_Problem description_: Among the entries, which lines carry the string "this"? Copy each of them.
-.-.-
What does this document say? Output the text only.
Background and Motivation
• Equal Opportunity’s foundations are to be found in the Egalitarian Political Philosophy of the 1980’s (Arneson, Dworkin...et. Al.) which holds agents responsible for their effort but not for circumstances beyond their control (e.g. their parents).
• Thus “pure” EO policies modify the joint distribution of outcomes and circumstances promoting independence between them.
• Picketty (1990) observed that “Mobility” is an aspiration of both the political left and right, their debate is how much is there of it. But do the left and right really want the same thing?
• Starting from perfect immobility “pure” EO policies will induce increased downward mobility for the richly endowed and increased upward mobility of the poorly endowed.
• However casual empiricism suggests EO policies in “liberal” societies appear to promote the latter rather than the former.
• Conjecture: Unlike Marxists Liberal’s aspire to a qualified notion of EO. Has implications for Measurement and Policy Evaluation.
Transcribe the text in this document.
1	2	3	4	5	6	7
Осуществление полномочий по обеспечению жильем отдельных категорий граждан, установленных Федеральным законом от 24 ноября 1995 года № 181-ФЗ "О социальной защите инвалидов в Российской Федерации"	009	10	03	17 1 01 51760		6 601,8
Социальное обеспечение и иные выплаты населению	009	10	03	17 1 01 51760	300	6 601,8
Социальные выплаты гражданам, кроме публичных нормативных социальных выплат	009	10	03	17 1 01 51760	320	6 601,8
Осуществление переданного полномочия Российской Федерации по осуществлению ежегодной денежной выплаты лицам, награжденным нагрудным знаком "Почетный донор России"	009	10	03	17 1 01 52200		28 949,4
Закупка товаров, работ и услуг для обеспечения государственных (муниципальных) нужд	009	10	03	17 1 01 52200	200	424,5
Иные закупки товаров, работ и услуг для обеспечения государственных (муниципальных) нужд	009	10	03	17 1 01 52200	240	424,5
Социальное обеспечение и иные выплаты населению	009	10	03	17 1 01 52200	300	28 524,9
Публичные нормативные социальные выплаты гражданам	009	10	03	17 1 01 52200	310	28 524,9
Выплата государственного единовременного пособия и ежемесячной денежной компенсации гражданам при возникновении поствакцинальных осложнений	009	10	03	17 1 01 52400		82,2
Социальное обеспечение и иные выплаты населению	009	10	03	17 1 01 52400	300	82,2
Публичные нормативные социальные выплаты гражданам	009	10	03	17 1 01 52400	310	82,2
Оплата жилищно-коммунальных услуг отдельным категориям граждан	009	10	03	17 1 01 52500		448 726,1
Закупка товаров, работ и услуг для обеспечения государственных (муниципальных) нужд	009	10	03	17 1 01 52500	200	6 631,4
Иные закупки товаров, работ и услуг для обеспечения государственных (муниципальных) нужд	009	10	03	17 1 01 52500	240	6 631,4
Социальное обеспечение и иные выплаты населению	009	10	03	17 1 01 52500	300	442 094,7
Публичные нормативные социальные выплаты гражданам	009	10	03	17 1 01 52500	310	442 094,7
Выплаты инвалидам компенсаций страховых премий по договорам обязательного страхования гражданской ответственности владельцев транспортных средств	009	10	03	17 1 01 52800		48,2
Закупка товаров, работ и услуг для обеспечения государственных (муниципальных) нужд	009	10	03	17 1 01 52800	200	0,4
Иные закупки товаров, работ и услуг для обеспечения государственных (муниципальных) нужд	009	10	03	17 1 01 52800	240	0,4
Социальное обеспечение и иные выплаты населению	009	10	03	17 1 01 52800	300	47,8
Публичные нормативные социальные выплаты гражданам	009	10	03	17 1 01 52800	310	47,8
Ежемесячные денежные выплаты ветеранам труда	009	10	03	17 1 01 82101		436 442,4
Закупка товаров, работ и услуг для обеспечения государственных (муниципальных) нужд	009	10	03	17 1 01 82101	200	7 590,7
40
-.-.-
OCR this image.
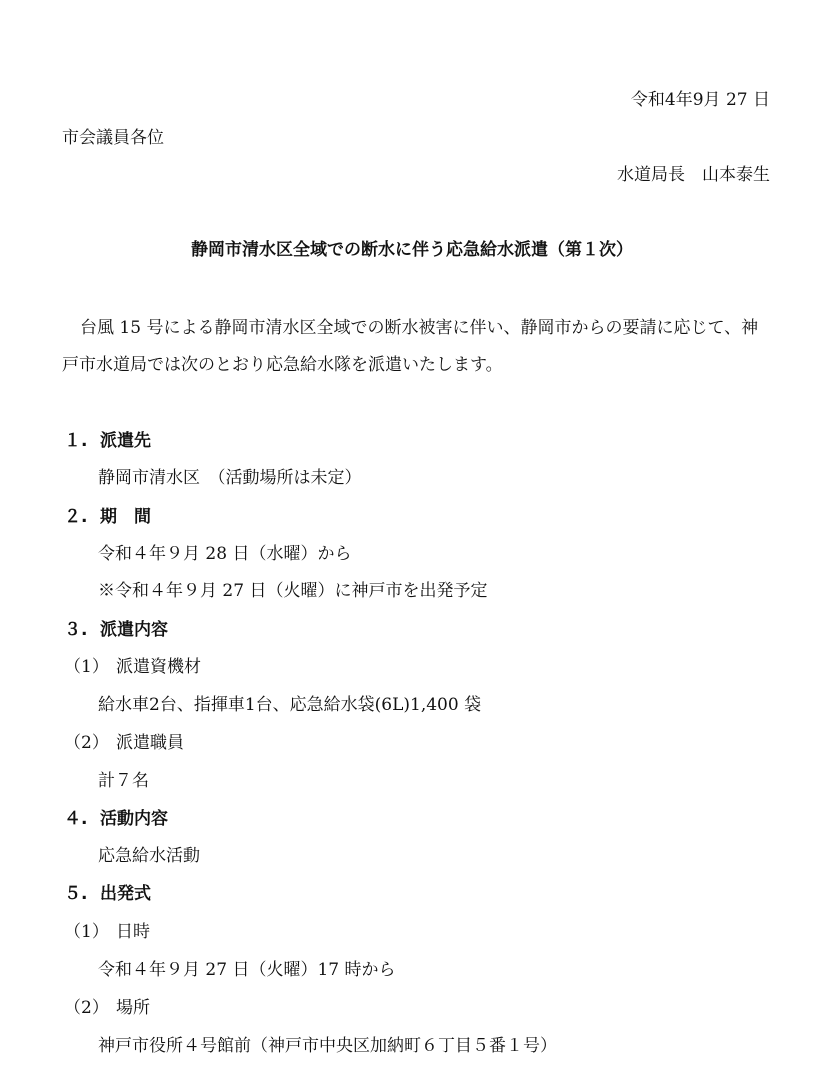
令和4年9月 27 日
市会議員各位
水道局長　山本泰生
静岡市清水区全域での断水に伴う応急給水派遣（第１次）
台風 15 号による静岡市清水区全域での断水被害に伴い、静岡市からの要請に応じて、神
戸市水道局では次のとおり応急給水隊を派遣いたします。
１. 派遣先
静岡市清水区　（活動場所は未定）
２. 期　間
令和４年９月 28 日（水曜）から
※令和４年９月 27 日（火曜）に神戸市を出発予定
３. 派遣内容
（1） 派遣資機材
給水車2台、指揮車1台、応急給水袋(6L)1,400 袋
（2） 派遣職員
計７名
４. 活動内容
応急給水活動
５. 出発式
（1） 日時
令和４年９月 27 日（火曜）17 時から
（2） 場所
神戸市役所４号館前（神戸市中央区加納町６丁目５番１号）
-.-.-
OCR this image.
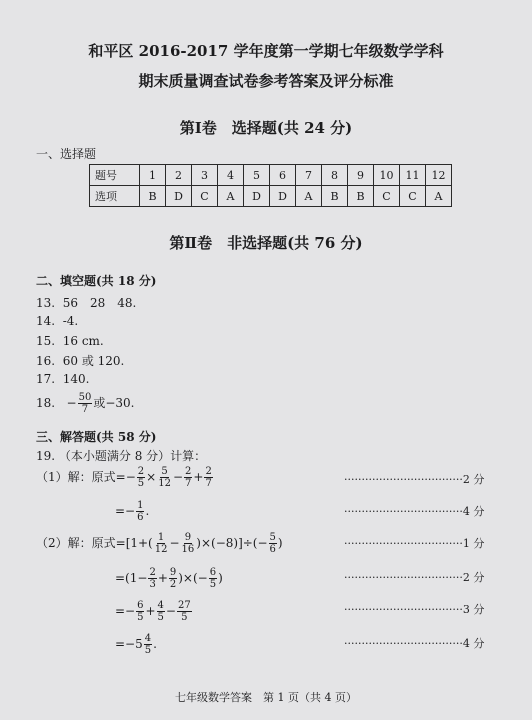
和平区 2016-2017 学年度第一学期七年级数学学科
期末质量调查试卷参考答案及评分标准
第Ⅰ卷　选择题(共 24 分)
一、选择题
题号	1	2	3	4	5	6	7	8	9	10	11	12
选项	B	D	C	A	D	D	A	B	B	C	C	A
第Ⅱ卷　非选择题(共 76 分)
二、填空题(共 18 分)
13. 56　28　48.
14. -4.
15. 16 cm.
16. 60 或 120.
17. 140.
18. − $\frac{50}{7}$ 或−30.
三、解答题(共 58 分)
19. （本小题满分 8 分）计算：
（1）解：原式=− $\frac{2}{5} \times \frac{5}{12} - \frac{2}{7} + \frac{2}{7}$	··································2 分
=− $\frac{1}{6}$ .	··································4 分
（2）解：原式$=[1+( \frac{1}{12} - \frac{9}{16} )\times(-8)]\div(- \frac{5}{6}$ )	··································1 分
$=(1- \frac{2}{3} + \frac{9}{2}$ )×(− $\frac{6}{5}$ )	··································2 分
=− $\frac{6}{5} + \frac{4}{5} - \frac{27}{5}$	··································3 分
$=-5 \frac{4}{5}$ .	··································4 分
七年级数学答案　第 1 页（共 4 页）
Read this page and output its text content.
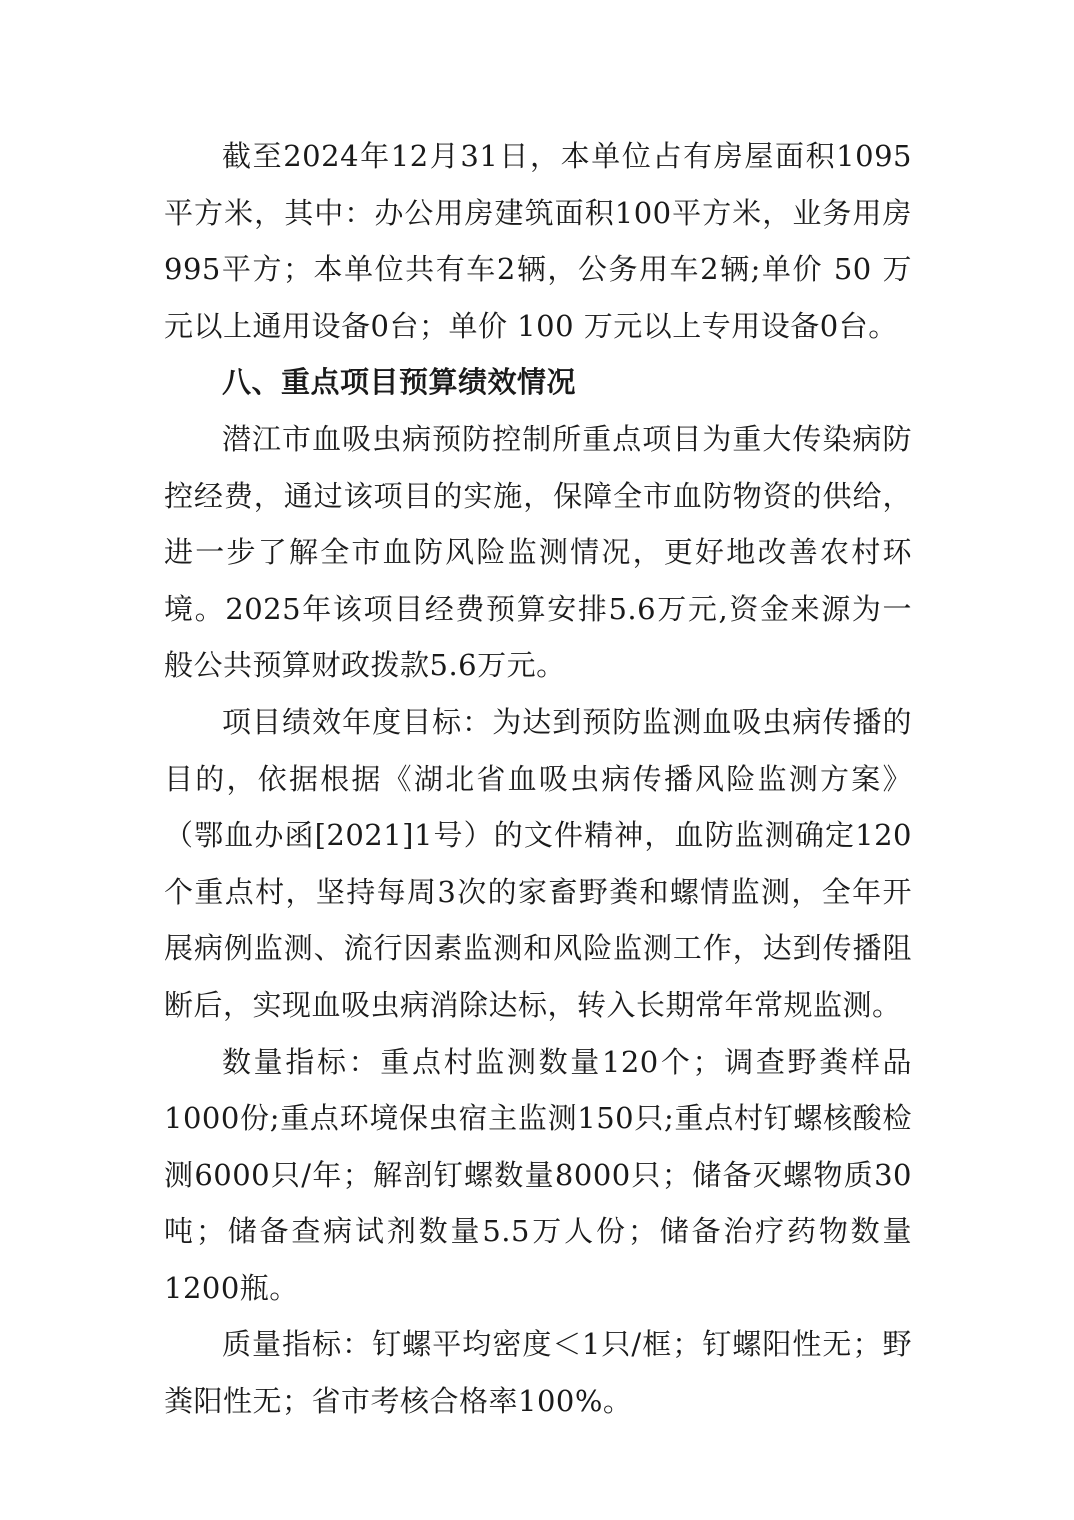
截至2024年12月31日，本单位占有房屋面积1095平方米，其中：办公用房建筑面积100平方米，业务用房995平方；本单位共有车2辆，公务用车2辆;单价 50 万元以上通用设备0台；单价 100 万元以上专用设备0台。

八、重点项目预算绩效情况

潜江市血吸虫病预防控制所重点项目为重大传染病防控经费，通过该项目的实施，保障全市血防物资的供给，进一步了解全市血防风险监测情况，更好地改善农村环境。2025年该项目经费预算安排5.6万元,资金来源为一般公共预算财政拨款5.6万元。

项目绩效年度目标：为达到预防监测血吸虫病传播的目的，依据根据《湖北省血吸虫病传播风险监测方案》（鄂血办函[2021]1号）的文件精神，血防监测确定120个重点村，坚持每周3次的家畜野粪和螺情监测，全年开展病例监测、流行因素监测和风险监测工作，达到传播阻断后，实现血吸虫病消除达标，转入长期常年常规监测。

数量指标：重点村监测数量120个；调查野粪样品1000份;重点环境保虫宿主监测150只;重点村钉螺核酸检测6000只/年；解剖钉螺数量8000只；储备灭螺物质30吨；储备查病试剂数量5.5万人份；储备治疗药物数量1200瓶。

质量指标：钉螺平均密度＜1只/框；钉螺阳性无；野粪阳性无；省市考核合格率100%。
-.-.-
_Final result_:
What does this document say? Output the text only.
Transcribe the text in this document.
OCR this image.
OCR this image.
Read this page and output its text content.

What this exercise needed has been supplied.